[Dataset rows]
----------

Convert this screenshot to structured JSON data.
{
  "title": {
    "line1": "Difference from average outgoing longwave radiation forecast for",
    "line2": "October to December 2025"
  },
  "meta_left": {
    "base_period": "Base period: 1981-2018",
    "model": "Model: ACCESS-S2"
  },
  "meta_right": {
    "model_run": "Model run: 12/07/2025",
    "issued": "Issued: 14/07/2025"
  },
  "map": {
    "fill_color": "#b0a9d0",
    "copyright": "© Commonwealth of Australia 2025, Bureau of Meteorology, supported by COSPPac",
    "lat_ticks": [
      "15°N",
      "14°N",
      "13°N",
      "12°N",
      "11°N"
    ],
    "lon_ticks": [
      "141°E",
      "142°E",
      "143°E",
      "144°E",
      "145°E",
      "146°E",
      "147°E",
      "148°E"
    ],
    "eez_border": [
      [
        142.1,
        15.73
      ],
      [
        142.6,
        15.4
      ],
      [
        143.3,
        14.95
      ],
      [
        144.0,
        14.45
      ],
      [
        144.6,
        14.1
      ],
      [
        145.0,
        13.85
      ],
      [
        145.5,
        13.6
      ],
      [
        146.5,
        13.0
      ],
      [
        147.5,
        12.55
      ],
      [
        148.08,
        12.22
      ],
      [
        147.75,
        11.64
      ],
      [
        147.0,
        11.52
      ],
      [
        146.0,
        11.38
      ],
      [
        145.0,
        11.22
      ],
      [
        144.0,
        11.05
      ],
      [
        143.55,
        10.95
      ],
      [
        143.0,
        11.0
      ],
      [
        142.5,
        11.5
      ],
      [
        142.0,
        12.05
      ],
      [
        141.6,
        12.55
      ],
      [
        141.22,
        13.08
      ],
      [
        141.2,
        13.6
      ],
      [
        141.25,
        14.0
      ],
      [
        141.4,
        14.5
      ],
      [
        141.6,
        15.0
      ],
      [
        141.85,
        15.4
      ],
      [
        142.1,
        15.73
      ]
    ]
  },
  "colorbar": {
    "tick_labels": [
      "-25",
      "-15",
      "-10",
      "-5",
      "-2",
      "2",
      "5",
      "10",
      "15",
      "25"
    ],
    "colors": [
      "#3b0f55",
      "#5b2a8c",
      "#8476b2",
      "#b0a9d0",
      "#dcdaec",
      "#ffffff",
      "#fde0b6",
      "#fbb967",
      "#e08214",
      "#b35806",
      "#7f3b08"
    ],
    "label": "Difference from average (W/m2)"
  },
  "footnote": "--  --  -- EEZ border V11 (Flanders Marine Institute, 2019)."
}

----------

### Directions
Go through the records and copy each line with "from" in it.

### Exercise output
    "line1": "Difference from average outgoing longwave radiation forecast for",
    "label": "Difference from average (W/m2)"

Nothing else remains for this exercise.